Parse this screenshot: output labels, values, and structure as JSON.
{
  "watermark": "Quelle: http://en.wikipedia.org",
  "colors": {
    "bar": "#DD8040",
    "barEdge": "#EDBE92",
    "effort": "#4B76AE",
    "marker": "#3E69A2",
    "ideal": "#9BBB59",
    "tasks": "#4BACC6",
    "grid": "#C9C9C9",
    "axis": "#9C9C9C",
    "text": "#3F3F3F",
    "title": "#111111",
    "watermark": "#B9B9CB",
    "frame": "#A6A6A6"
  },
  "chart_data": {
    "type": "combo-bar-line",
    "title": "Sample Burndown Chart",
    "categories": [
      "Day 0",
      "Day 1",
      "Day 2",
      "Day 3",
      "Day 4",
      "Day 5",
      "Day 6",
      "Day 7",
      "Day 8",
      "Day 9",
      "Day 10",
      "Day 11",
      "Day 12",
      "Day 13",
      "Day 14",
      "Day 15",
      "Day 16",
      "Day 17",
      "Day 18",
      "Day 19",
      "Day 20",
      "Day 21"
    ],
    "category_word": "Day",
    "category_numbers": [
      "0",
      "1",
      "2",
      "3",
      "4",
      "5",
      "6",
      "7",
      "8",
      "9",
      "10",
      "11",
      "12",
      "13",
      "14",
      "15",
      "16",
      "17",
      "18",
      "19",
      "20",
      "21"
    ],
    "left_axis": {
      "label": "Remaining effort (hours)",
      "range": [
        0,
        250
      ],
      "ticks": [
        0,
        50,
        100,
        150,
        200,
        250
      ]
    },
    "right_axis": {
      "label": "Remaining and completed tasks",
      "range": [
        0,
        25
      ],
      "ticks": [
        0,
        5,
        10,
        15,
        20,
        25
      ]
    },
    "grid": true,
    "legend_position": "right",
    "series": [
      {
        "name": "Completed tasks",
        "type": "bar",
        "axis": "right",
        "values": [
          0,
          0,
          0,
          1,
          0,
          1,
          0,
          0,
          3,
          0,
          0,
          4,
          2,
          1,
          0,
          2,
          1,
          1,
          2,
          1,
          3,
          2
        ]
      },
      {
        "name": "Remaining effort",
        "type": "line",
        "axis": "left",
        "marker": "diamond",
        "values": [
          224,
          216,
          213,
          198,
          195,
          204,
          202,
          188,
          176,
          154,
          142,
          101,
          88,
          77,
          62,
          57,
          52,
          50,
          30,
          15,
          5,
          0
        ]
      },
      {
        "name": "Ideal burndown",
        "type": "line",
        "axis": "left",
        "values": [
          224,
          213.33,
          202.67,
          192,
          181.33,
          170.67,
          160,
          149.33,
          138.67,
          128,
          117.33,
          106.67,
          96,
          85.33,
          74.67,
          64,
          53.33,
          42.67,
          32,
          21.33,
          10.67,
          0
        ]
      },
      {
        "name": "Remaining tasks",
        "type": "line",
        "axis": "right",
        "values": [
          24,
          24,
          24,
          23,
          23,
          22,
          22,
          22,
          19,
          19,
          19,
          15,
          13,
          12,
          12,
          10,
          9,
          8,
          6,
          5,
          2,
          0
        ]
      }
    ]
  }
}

______

**Objective**
Gather and return every line that holds the string "title".

**Response to this exercise**
    "title": "#111111",
    "title": "Sample Burndown Chart",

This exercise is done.